- _Stated problem_
The records below need retyping in full; give them again exactly.
____________________
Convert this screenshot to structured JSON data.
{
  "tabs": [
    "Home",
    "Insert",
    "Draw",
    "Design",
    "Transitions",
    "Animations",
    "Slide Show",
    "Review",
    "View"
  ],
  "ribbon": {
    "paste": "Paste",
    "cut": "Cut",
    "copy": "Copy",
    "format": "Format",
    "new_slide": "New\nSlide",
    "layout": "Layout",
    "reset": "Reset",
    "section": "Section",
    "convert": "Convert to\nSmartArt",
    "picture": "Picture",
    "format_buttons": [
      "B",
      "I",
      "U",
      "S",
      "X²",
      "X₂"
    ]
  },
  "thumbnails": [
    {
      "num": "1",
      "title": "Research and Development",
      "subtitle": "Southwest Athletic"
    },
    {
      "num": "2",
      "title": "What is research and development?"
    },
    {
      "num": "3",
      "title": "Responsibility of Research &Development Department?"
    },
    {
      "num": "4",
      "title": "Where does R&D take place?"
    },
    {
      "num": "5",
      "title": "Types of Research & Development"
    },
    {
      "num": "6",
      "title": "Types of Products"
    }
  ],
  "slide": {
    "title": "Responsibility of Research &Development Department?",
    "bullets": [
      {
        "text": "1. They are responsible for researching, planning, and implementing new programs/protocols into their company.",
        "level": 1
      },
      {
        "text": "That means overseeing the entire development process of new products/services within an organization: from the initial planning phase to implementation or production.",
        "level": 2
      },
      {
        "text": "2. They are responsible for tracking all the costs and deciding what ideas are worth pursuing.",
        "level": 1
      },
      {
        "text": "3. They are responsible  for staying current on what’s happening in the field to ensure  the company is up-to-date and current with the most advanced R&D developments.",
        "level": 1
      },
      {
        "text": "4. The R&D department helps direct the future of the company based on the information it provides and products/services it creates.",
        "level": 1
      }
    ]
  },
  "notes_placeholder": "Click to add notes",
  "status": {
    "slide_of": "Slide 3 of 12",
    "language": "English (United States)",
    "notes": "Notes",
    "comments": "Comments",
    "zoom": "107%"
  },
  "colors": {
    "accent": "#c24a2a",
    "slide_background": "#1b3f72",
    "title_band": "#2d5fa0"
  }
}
____________________
- _Solved exercise_
Convert this screenshot to structured JSON data.
{
  "tabs": [
    "Home",
    "Insert",
    "Draw",
    "Design",
    "Transitions",
    "Animations",
    "Slide Show",
    "Review",
    "View"
  ],
  "ribbon": {
    "paste": "Paste",
    "cut": "Cut",
    "copy": "Copy",
    "format": "Format",
    "new_slide": "New\nSlide",
    "layout": "Layout",
    "reset": "Reset",
    "section": "Section",
    "convert": "Convert to\nSmartArt",
    "picture": "Picture",
    "format_buttons": [
      "B",
      "I",
      "U",
      "S",
      "X²",
      "X₂"
    ]
  },
  "thumbnails": [
    {
      "num": "1",
      "title": "Research and Development",
      "subtitle": "Southwest Athletic"
    },
    {
      "num": "2",
      "title": "What is research and development?"
    },
    {
      "num": "3",
      "title": "Responsibility of Research &Development Department?"
    },
    {
      "num": "4",
      "title": "Where does R&D take place?"
    },
    {
      "num": "5",
      "title": "Types of Research & Development"
    },
    {
      "num": "6",
      "title": "Types of Products"
    }
  ],
  "slide": {
    "title": "Responsibility of Research &Development Department?",
    "bullets": [
      {
        "text": "1. They are responsible for researching, planning, and implementing new programs/protocols into their company.",
        "level": 1
      },
      {
        "text": "That means overseeing the entire development process of new products/services within an organization: from the initial planning phase to implementation or production.",
        "level": 2
      },
      {
        "text": "2. They are responsible for tracking all the costs and deciding what ideas are worth pursuing.",
        "level": 1
      },
      {
        "text": "3. They are responsible  for staying current on what’s happening in the field to ensure  the company is up-to-date and current with the most advanced R&D developments.",
        "level": 1
      },
      {
        "text": "4. The R&D department helps direct the future of the company based on the information it provides and products/services it creates.",
        "level": 1
      }
    ]
  },
  "notes_placeholder": "Click to add notes",
  "status": {
    "slide_of": "Slide 3 of 12",
    "language": "English (United States)",
    "notes": "Notes",
    "comments": "Comments",
    "zoom": "107%"
  },
  "colors": {
    "accent": "#c24a2a",
    "slide_background": "#1b3f72",
    "title_band": "#2d5fa0"
  }
}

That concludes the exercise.